[begin Input rows]
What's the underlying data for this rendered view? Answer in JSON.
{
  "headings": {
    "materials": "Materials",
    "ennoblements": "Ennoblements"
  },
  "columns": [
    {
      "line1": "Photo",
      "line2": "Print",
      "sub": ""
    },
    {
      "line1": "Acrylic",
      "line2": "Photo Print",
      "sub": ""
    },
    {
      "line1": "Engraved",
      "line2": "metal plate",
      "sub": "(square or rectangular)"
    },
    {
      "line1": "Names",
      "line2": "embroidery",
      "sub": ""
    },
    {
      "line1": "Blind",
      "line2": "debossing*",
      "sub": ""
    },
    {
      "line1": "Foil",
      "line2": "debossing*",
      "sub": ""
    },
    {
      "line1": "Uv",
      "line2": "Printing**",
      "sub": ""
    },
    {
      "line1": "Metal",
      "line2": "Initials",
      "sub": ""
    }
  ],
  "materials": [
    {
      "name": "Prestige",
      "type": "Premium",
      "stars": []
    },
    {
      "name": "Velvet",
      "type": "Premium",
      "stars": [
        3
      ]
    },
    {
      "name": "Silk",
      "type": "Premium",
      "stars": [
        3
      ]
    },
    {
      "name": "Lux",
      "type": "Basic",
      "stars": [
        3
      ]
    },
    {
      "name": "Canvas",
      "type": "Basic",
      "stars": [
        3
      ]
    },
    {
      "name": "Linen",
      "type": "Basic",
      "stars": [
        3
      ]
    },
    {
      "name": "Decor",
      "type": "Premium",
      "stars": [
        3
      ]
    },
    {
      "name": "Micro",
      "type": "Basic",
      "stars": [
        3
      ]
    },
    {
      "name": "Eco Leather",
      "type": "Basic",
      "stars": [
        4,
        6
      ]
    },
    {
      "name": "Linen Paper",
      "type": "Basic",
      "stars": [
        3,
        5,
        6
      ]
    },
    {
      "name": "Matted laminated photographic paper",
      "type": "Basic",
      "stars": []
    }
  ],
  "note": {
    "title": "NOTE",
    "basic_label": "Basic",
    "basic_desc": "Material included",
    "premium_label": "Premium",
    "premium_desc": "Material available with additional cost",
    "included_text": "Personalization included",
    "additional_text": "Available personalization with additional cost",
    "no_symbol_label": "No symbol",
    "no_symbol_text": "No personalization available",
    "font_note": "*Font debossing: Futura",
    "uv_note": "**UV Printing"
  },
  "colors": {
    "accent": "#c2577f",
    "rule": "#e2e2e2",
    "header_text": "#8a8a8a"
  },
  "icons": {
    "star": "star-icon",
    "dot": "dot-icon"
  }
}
[end Input rows]
▶ **Task details**: The whole listing above needs to be written out again exactly.

▶ **Correct answer**:
What's the underlying data for this rendered view? Answer in JSON.
{
  "headings": {
    "materials": "Materials",
    "ennoblements": "Ennoblements"
  },
  "columns": [
    {
      "line1": "Photo",
      "line2": "Print",
      "sub": ""
    },
    {
      "line1": "Acrylic",
      "line2": "Photo Print",
      "sub": ""
    },
    {
      "line1": "Engraved",
      "line2": "metal plate",
      "sub": "(square or rectangular)"
    },
    {
      "line1": "Names",
      "line2": "embroidery",
      "sub": ""
    },
    {
      "line1": "Blind",
      "line2": "debossing*",
      "sub": ""
    },
    {
      "line1": "Foil",
      "line2": "debossing*",
      "sub": ""
    },
    {
      "line1": "Uv",
      "line2": "Printing**",
      "sub": ""
    },
    {
      "line1": "Metal",
      "line2": "Initials",
      "sub": ""
    }
  ],
  "materials": [
    {
      "name": "Prestige",
      "type": "Premium",
      "stars": []
    },
    {
      "name": "Velvet",
      "type": "Premium",
      "stars": [
        3
      ]
    },
    {
      "name": "Silk",
      "type": "Premium",
      "stars": [
        3
      ]
    },
    {
      "name": "Lux",
      "type": "Basic",
      "stars": [
        3
      ]
    },
    {
      "name": "Canvas",
      "type": "Basic",
      "stars": [
        3
      ]
    },
    {
      "name": "Linen",
      "type": "Basic",
      "stars": [
        3
      ]
    },
    {
      "name": "Decor",
      "type": "Premium",
      "stars": [
        3
      ]
    },
    {
      "name": "Micro",
      "type": "Basic",
      "stars": [
        3
      ]
    },
    {
      "name": "Eco Leather",
      "type": "Basic",
      "stars": [
        4,
        6
      ]
    },
    {
      "name": "Linen Paper",
      "type": "Basic",
      "stars": [
        3,
        5,
        6
      ]
    },
    {
      "name": "Matted laminated photographic paper",
      "type": "Basic",
      "stars": []
    }
  ],
  "note": {
    "title": "NOTE",
    "basic_label": "Basic",
    "basic_desc": "Material included",
    "premium_label": "Premium",
    "premium_desc": "Material available with additional cost",
    "included_text": "Personalization included",
    "additional_text": "Available personalization with additional cost",
    "no_symbol_label": "No symbol",
    "no_symbol_text": "No personalization available",
    "font_note": "*Font debossing: Futura",
    "uv_note": "**UV Printing"
  },
  "colors": {
    "accent": "#c2577f",
    "rule": "#e2e2e2",
    "header_text": "#8a8a8a"
  },
  "icons": {
    "star": "star-icon",
    "dot": "dot-icon"
  }
}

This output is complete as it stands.